### CHALLENGE
Look below for the line containing "Convert this screenshot", then write out that line and every line after it to the end, exactly, minus the pictures.

* BEGIN *

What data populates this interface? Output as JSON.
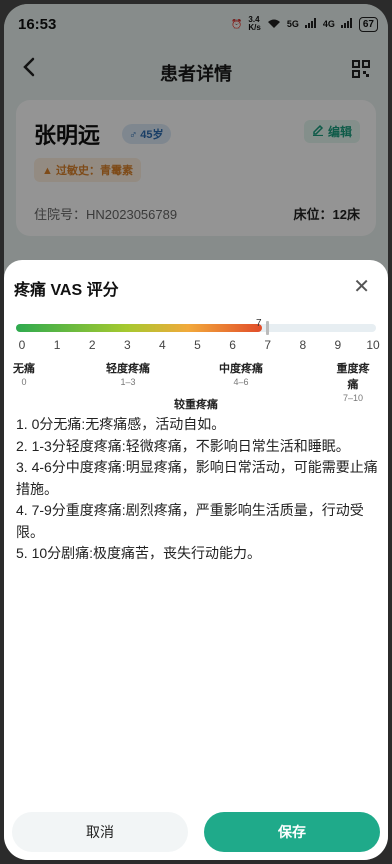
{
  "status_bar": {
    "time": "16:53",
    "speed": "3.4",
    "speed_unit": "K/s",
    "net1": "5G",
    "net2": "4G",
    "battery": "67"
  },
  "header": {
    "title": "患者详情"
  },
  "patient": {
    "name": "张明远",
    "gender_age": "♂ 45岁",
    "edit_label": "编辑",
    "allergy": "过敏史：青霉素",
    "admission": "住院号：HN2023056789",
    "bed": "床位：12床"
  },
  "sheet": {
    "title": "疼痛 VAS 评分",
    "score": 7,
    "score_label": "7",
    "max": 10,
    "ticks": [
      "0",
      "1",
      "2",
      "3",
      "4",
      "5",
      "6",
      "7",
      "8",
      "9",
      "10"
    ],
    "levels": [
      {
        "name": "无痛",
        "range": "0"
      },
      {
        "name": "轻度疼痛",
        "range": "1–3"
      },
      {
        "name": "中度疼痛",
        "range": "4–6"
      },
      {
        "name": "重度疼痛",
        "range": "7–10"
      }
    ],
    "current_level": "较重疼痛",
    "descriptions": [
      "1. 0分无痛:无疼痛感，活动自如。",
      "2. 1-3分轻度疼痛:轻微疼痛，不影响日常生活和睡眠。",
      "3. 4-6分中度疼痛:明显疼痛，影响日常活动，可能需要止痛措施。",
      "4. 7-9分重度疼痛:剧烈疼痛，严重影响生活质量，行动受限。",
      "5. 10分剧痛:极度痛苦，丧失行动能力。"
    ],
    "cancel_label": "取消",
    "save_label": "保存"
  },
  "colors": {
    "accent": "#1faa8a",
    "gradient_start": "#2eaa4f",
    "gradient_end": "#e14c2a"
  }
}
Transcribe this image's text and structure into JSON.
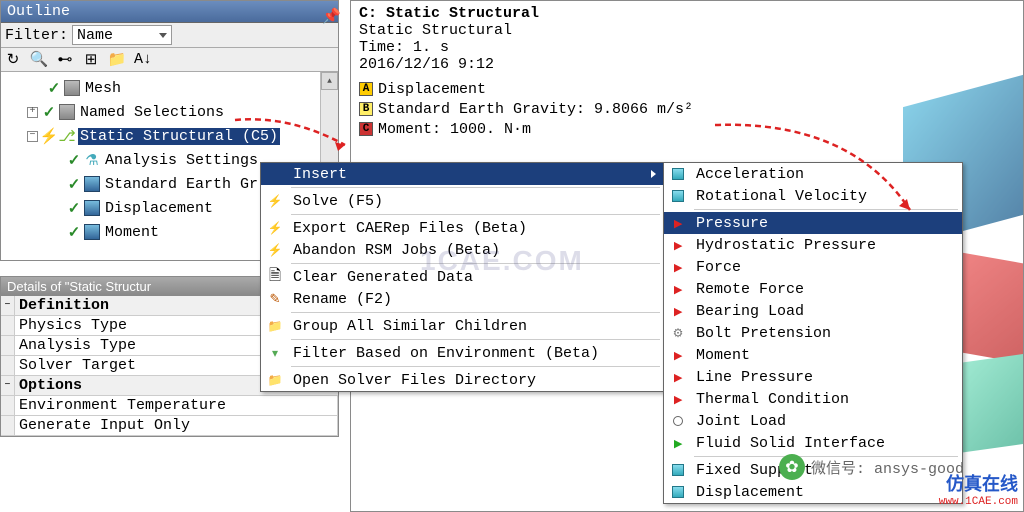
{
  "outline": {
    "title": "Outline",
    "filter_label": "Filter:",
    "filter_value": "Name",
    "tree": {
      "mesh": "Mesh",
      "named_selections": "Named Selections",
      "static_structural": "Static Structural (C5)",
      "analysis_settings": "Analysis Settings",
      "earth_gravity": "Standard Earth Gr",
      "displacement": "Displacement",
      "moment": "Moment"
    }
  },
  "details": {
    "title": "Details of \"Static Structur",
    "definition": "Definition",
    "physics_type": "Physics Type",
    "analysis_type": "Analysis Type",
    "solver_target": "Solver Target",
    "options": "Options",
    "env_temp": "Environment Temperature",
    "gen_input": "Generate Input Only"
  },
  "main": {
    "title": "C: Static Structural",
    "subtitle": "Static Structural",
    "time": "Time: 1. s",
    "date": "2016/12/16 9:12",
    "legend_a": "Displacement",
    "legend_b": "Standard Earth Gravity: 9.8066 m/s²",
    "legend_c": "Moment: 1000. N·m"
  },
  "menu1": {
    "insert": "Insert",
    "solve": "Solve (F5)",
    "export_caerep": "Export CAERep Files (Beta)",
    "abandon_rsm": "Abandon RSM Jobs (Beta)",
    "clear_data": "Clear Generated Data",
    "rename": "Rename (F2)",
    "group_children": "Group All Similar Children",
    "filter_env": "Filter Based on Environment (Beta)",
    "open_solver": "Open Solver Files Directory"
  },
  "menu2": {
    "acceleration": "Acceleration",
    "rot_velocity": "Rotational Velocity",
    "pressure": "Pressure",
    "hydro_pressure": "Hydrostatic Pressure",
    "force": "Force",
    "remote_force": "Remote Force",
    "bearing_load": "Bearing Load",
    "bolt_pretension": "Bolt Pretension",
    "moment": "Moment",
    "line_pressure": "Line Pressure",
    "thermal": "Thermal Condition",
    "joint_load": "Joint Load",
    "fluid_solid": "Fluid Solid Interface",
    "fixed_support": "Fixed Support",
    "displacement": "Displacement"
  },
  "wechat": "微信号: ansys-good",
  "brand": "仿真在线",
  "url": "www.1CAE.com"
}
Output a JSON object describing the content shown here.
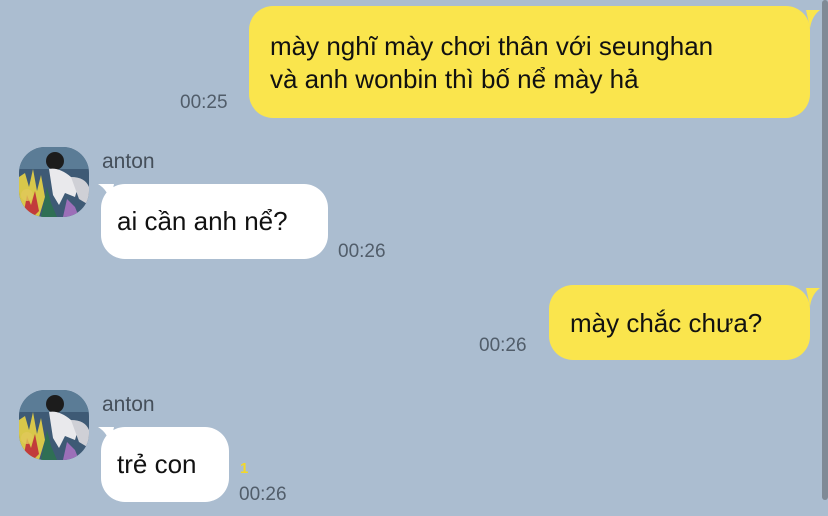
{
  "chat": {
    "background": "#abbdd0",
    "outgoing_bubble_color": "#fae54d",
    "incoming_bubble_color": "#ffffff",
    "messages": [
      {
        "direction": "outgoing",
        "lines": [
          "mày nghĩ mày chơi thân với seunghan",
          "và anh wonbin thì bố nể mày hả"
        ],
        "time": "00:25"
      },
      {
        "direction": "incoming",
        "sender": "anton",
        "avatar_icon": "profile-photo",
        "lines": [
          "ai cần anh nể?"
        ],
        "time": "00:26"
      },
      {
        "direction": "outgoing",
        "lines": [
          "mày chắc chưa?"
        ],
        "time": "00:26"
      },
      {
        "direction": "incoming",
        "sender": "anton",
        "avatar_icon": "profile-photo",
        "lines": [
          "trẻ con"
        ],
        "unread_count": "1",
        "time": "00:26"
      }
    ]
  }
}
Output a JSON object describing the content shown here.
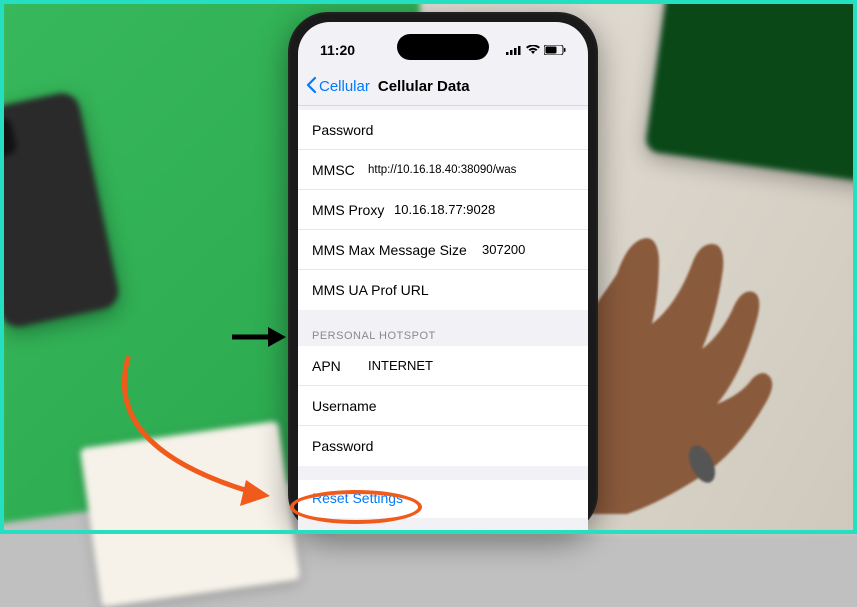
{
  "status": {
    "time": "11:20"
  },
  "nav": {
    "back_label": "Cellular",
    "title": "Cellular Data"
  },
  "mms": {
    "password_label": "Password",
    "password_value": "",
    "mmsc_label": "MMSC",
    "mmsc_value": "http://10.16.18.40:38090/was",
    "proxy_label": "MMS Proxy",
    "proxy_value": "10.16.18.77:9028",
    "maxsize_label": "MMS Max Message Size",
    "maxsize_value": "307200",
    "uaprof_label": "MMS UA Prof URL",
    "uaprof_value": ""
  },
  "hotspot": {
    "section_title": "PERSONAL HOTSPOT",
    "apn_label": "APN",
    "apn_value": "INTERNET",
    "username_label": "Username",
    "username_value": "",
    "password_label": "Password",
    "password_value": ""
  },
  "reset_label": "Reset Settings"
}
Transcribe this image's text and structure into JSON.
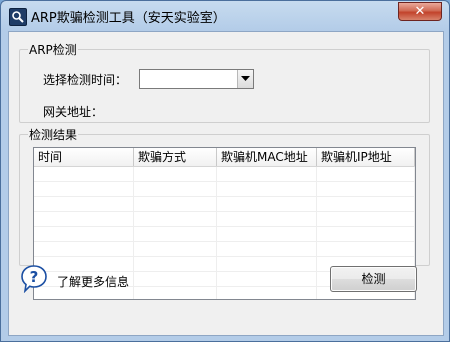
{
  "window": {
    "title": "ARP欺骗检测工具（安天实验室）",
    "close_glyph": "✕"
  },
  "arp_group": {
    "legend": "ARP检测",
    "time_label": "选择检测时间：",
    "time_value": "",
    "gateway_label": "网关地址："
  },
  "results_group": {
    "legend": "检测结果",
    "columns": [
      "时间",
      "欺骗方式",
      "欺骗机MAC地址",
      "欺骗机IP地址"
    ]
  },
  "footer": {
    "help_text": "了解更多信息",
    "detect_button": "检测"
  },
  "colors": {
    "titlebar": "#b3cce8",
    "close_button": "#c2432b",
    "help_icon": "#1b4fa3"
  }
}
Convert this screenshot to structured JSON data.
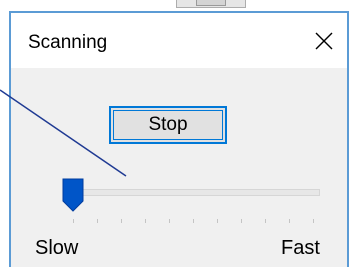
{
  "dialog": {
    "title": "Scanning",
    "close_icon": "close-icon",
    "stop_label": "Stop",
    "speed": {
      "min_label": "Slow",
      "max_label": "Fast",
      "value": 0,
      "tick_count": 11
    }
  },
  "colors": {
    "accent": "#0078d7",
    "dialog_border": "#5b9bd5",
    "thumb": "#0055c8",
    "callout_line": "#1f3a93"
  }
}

* END *

### FULL RESPONSE
Convert this screenshot to structured JSON data.
{
  "dialog": {
    "title": "Scanning",
    "close_icon": "close-icon",
    "stop_label": "Stop",
    "speed": {
      "min_label": "Slow",
      "max_label": "Fast",
      "value": 0,
      "tick_count": 11
    }
  },
  "colors": {
    "accent": "#0078d7",
    "dialog_border": "#5b9bd5",
    "thumb": "#0055c8",
    "callout_line": "#1f3a93"
  }
}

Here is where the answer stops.